_TASK PROMPT:_
Scan the lines below for the word "watermark". Copy each line you find it in.

_GIVEN RECORDS:_
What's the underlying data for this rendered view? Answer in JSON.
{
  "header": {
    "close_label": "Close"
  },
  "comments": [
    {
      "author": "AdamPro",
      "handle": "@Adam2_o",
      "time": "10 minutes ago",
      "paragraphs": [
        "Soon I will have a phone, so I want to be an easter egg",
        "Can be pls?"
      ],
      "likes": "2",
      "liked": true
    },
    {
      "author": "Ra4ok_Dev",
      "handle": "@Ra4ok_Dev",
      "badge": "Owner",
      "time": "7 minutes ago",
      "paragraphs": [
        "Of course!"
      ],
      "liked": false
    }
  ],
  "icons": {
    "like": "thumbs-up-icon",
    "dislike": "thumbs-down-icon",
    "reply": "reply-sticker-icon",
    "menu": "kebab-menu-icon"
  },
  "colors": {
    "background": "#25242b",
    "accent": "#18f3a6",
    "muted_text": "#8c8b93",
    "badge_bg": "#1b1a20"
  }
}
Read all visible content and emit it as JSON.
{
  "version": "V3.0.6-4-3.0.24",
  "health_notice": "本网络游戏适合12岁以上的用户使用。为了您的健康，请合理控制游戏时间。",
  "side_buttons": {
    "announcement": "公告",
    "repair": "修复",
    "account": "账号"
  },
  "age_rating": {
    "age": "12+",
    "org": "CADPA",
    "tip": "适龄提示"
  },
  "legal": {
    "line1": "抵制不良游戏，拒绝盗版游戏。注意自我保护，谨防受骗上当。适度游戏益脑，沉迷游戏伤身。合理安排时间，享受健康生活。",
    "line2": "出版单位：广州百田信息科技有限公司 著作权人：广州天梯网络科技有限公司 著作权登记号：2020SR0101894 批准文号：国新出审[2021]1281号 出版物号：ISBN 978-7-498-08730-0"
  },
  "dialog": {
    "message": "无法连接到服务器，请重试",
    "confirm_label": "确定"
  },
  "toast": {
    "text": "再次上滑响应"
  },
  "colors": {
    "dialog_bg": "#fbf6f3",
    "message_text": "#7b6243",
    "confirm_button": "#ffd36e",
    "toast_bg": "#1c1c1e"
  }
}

--

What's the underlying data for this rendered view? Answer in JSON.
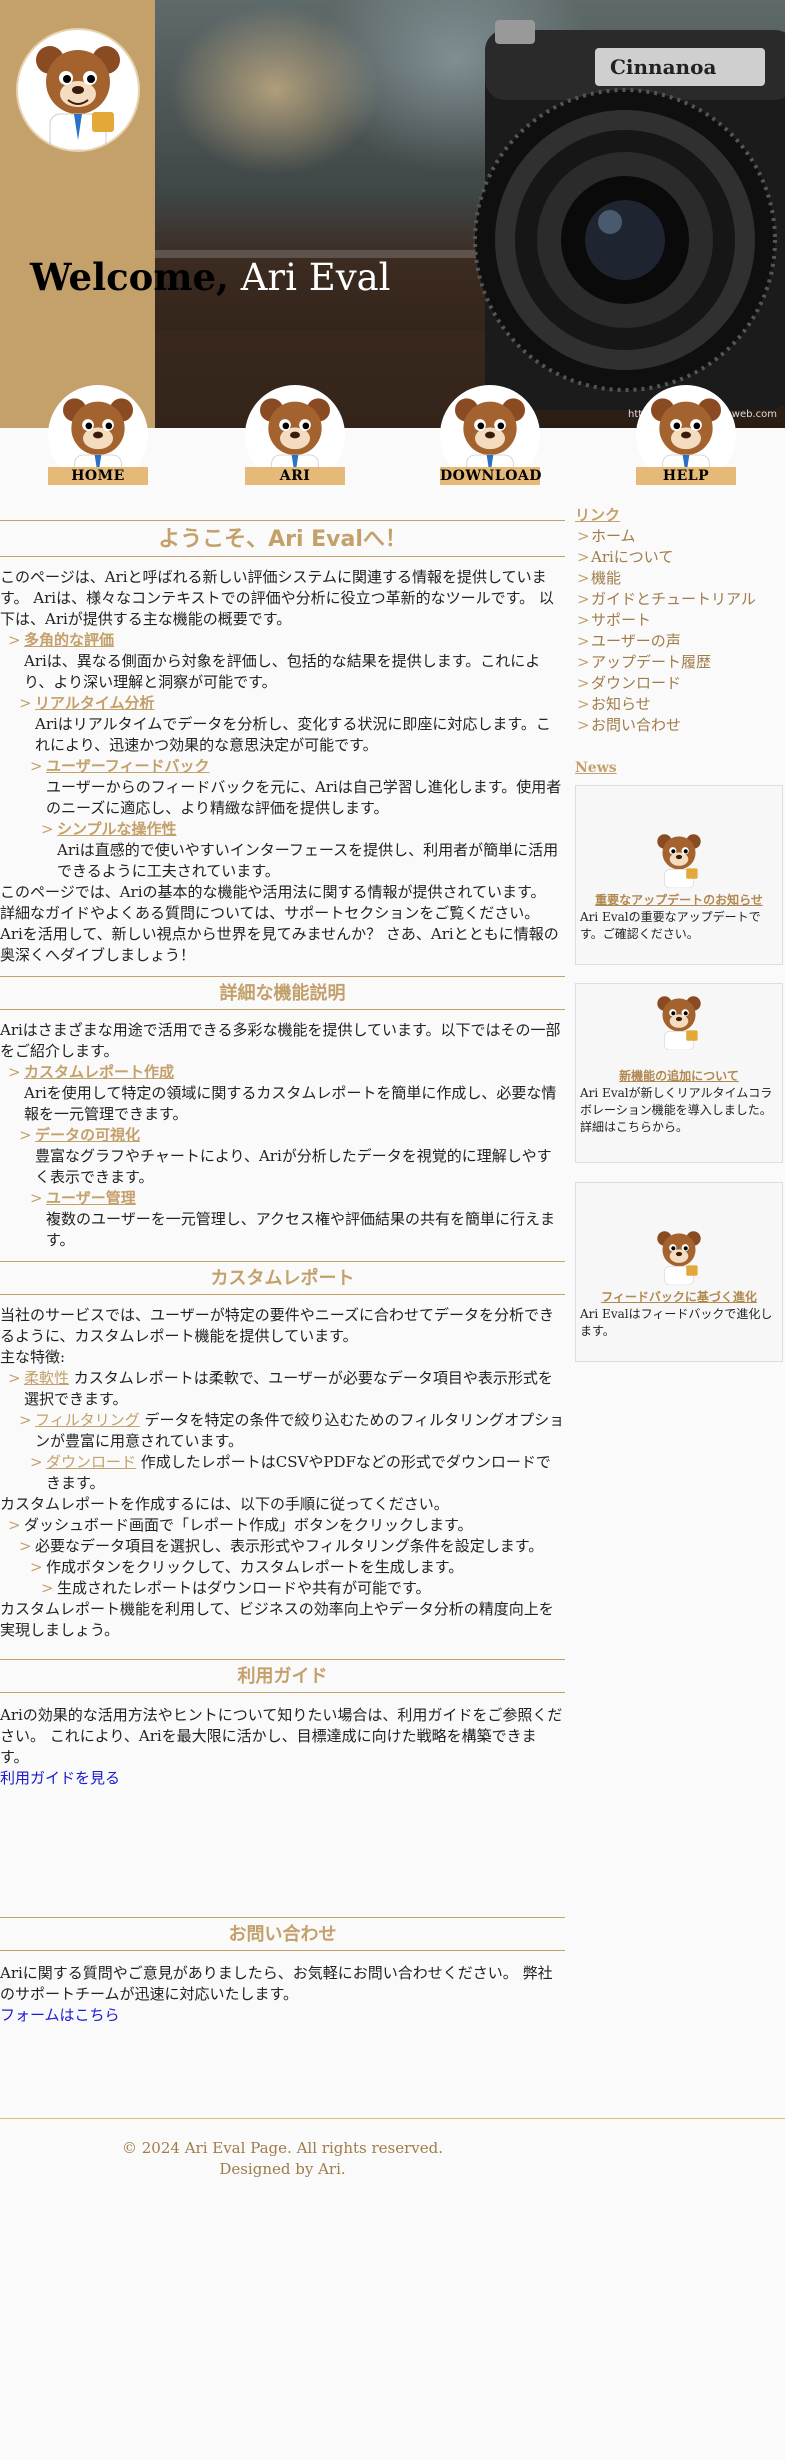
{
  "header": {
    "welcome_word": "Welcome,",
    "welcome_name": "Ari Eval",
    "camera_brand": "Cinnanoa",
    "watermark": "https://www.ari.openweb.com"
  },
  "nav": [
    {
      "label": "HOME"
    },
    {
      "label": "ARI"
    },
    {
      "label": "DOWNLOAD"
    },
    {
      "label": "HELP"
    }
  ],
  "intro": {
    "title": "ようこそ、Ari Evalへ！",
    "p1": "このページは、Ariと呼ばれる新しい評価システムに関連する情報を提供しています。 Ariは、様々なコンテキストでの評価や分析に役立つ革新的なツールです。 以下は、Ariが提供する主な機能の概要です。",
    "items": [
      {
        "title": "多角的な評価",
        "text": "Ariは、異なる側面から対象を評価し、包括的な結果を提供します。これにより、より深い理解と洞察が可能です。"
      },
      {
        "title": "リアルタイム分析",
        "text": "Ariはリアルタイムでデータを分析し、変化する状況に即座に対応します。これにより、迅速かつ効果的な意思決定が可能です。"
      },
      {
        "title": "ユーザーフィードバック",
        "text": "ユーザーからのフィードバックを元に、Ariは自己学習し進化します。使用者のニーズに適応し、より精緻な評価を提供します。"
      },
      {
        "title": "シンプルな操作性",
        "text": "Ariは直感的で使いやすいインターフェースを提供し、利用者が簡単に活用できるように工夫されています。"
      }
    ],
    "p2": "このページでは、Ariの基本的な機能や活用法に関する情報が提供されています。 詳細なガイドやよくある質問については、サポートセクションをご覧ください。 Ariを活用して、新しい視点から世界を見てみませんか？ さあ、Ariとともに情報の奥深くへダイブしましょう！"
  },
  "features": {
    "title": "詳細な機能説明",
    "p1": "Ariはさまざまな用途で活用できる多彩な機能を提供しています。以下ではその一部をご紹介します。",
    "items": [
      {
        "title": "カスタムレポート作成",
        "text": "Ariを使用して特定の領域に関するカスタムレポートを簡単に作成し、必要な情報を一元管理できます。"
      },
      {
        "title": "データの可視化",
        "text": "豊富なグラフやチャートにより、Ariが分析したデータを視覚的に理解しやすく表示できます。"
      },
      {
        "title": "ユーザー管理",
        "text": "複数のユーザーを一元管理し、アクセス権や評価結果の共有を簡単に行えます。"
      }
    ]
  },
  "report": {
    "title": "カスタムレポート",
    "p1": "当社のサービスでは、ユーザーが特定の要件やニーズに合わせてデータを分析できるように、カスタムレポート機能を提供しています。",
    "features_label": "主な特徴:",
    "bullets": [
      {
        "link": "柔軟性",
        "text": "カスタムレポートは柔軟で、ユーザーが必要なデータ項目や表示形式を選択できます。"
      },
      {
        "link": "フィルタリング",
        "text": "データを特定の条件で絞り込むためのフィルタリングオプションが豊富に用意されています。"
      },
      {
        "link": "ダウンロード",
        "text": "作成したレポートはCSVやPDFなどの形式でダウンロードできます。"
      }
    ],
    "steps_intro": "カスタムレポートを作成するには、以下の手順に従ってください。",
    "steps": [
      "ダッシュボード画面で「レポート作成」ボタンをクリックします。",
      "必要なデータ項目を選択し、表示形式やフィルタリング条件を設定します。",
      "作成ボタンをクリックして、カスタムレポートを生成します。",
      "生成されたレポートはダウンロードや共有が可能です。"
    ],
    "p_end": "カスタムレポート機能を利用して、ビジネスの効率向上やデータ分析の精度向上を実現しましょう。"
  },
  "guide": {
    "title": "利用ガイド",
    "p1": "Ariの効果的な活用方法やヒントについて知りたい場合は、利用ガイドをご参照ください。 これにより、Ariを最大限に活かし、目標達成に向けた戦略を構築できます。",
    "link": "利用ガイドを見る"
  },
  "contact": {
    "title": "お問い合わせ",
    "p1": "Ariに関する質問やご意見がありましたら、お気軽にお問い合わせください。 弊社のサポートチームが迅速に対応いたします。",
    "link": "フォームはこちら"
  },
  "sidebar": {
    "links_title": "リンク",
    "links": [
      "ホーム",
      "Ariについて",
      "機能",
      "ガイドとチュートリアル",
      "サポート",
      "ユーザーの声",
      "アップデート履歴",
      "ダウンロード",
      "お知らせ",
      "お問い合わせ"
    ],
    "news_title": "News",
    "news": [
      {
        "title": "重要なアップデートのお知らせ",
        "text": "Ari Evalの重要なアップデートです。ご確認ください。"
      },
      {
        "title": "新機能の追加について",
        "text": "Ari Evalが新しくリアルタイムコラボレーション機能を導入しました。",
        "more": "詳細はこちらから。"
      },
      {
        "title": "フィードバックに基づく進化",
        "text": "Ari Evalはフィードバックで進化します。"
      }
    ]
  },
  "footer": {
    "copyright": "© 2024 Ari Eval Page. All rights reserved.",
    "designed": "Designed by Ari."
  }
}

...

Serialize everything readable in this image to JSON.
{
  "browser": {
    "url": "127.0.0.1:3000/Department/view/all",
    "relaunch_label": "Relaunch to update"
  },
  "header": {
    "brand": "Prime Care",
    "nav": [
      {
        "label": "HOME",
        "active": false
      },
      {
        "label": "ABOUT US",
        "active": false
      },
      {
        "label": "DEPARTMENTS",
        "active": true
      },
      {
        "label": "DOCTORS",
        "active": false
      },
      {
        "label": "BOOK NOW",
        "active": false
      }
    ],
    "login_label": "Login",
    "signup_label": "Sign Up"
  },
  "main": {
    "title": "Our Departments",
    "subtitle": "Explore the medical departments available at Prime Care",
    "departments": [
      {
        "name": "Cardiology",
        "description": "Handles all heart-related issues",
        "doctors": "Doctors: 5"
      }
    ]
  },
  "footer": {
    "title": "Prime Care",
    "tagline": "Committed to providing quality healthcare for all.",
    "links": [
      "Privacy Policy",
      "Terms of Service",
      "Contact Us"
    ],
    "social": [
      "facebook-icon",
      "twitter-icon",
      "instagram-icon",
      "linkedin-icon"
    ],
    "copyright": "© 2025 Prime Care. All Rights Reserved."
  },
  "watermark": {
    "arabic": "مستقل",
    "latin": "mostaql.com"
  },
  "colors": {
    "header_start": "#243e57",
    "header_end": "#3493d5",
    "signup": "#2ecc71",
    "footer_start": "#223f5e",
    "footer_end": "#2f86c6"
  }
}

_EXERCISE SOLUTION:_
    "watermark": "https://www.ari.openweb.com"
  "watermark": {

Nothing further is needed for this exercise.